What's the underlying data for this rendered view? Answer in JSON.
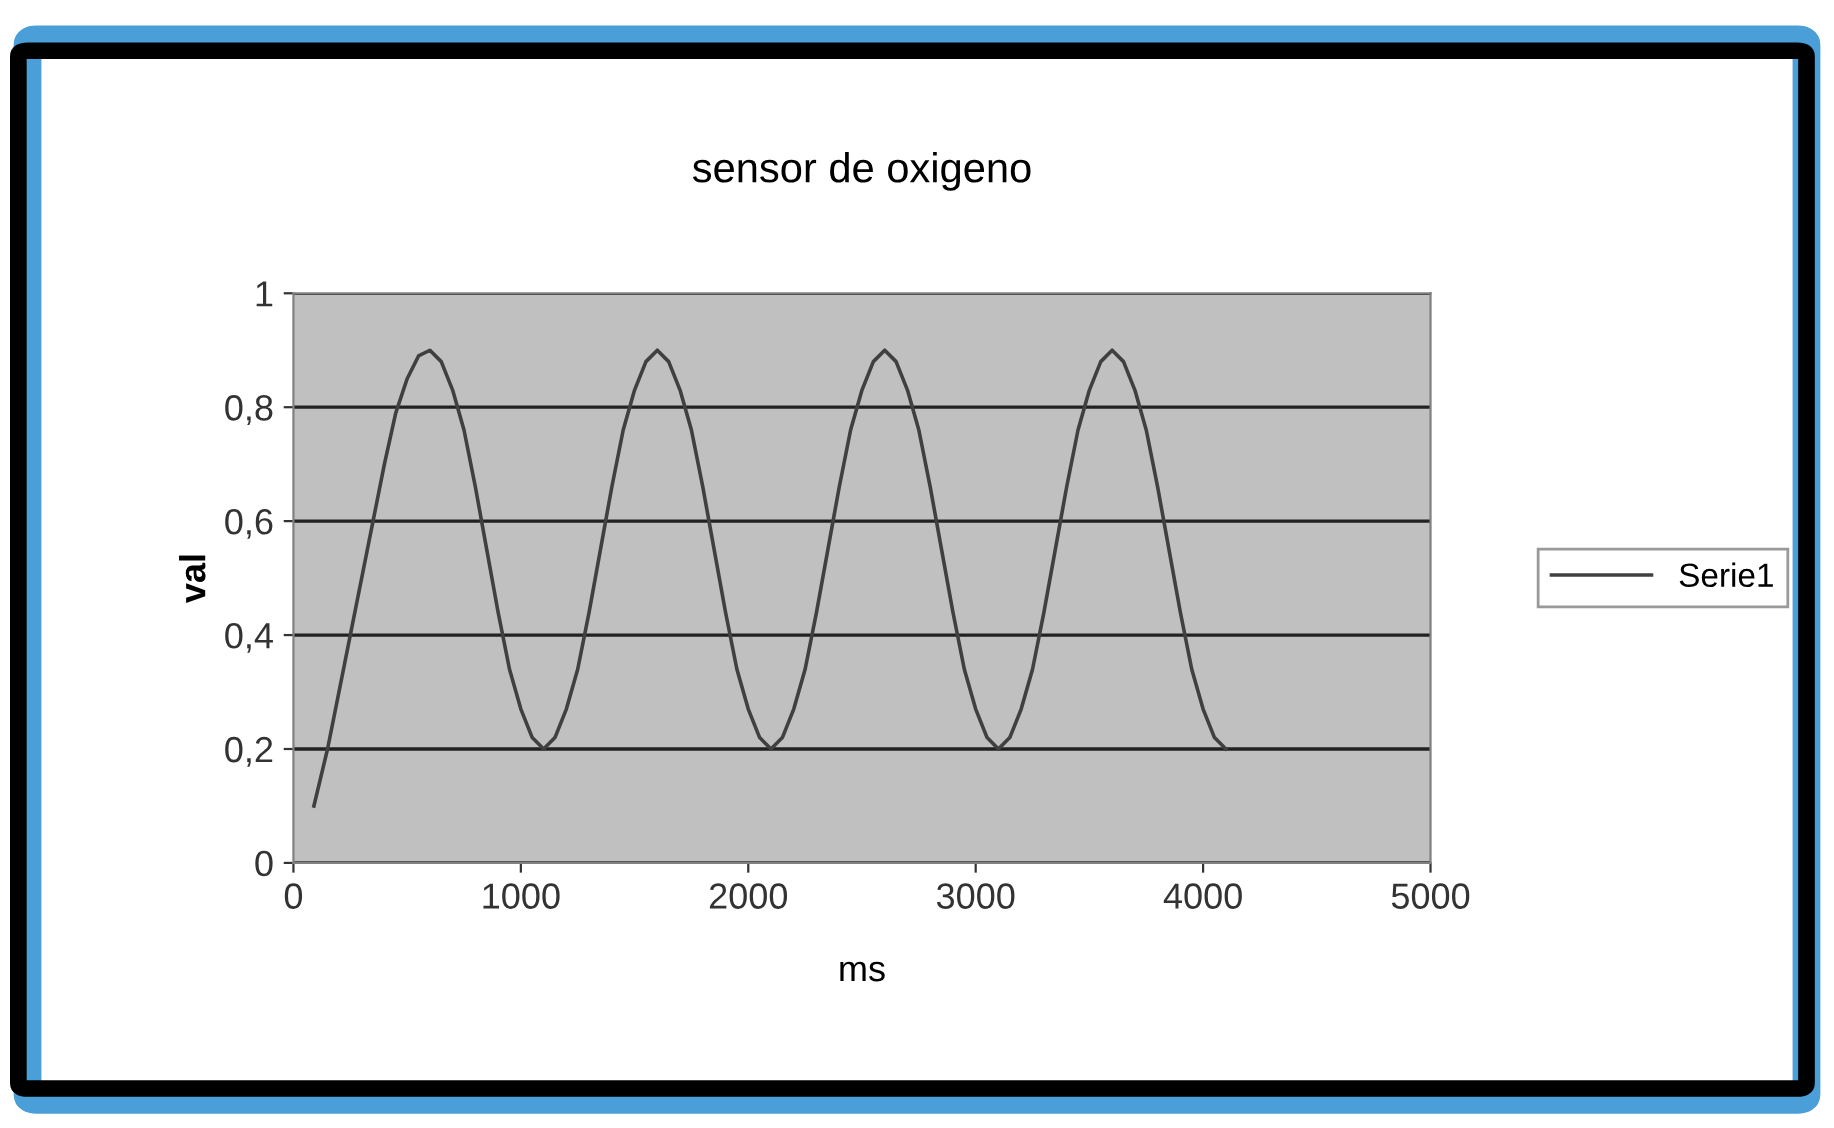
{
  "chart_data": {
    "type": "line",
    "title": "sensor de oxigeno",
    "xlabel": "ms",
    "ylabel": "val",
    "xlim": [
      0,
      5000
    ],
    "xticks": [
      0,
      1000,
      2000,
      3000,
      4000,
      5000
    ],
    "ylim": [
      0,
      1
    ],
    "yticks": [
      0,
      {
        "value": 0.2,
        "label": "0,2"
      },
      {
        "value": 0.4,
        "label": "0,4"
      },
      {
        "value": 0.6,
        "label": "0,6"
      },
      {
        "value": 0.8,
        "label": "0,8"
      },
      1
    ],
    "grid": "y",
    "legend": "right",
    "marker": "none",
    "line_style": "solid",
    "x": [
      90,
      150,
      200,
      250,
      300,
      350,
      400,
      450,
      500,
      550,
      600,
      650,
      700,
      750,
      800,
      850,
      900,
      950,
      1000,
      1050,
      1100,
      1150,
      1200,
      1250,
      1300,
      1350,
      1400,
      1450,
      1500,
      1550,
      1600,
      1650,
      1700,
      1750,
      1800,
      1850,
      1900,
      1950,
      2000,
      2050,
      2100,
      2150,
      2200,
      2250,
      2300,
      2350,
      2400,
      2450,
      2500,
      2550,
      2600,
      2650,
      2700,
      2750,
      2800,
      2850,
      2900,
      2950,
      3000,
      3050,
      3100,
      3150,
      3200,
      3250,
      3300,
      3350,
      3400,
      3450,
      3500,
      3550,
      3600,
      3650,
      3700,
      3750,
      3800,
      3850,
      3900,
      3950,
      4000,
      4050,
      4100
    ],
    "series": [
      {
        "name": "Serie1",
        "color": "#404040",
        "values": [
          0.1,
          0.2,
          0.3,
          0.4,
          0.5,
          0.6,
          0.7,
          0.79,
          0.85,
          0.89,
          0.9,
          0.88,
          0.83,
          0.76,
          0.66,
          0.55,
          0.44,
          0.34,
          0.27,
          0.22,
          0.2,
          0.22,
          0.27,
          0.34,
          0.44,
          0.55,
          0.66,
          0.76,
          0.83,
          0.88,
          0.9,
          0.88,
          0.83,
          0.76,
          0.66,
          0.55,
          0.44,
          0.34,
          0.27,
          0.22,
          0.2,
          0.22,
          0.27,
          0.34,
          0.44,
          0.55,
          0.66,
          0.76,
          0.83,
          0.88,
          0.9,
          0.88,
          0.83,
          0.76,
          0.66,
          0.55,
          0.44,
          0.34,
          0.27,
          0.22,
          0.2,
          0.22,
          0.27,
          0.34,
          0.44,
          0.55,
          0.66,
          0.76,
          0.83,
          0.88,
          0.9,
          0.88,
          0.83,
          0.76,
          0.66,
          0.55,
          0.44,
          0.34,
          0.27,
          0.22,
          0.2
        ]
      }
    ]
  }
}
☆ ☆ ☆
[The problem]: Every record must be copied exactly, with the pictures left out.

[Task result]:
What's the underlying data for this rendered view? Answer in JSON.
{
  "chart_data": {
    "type": "line",
    "title": "sensor de oxigeno",
    "xlabel": "ms",
    "ylabel": "val",
    "xlim": [
      0,
      5000
    ],
    "xticks": [
      0,
      1000,
      2000,
      3000,
      4000,
      5000
    ],
    "ylim": [
      0,
      1
    ],
    "yticks": [
      0,
      {
        "value": 0.2,
        "label": "0,2"
      },
      {
        "value": 0.4,
        "label": "0,4"
      },
      {
        "value": 0.6,
        "label": "0,6"
      },
      {
        "value": 0.8,
        "label": "0,8"
      },
      1
    ],
    "grid": "y",
    "legend": "right",
    "marker": "none",
    "line_style": "solid",
    "x": [
      90,
      150,
      200,
      250,
      300,
      350,
      400,
      450,
      500,
      550,
      600,
      650,
      700,
      750,
      800,
      850,
      900,
      950,
      1000,
      1050,
      1100,
      1150,
      1200,
      1250,
      1300,
      1350,
      1400,
      1450,
      1500,
      1550,
      1600,
      1650,
      1700,
      1750,
      1800,
      1850,
      1900,
      1950,
      2000,
      2050,
      2100,
      2150,
      2200,
      2250,
      2300,
      2350,
      2400,
      2450,
      2500,
      2550,
      2600,
      2650,
      2700,
      2750,
      2800,
      2850,
      2900,
      2950,
      3000,
      3050,
      3100,
      3150,
      3200,
      3250,
      3300,
      3350,
      3400,
      3450,
      3500,
      3550,
      3600,
      3650,
      3700,
      3750,
      3800,
      3850,
      3900,
      3950,
      4000,
      4050,
      4100
    ],
    "series": [
      {
        "name": "Serie1",
        "color": "#404040",
        "values": [
          0.1,
          0.2,
          0.3,
          0.4,
          0.5,
          0.6,
          0.7,
          0.79,
          0.85,
          0.89,
          0.9,
          0.88,
          0.83,
          0.76,
          0.66,
          0.55,
          0.44,
          0.34,
          0.27,
          0.22,
          0.2,
          0.22,
          0.27,
          0.34,
          0.44,
          0.55,
          0.66,
          0.76,
          0.83,
          0.88,
          0.9,
          0.88,
          0.83,
          0.76,
          0.66,
          0.55,
          0.44,
          0.34,
          0.27,
          0.22,
          0.2,
          0.22,
          0.27,
          0.34,
          0.44,
          0.55,
          0.66,
          0.76,
          0.83,
          0.88,
          0.9,
          0.88,
          0.83,
          0.76,
          0.66,
          0.55,
          0.44,
          0.34,
          0.27,
          0.22,
          0.2,
          0.22,
          0.27,
          0.34,
          0.44,
          0.55,
          0.66,
          0.76,
          0.83,
          0.88,
          0.9,
          0.88,
          0.83,
          0.76,
          0.66,
          0.55,
          0.44,
          0.34,
          0.27,
          0.22,
          0.2
        ]
      }
    ]
  }
}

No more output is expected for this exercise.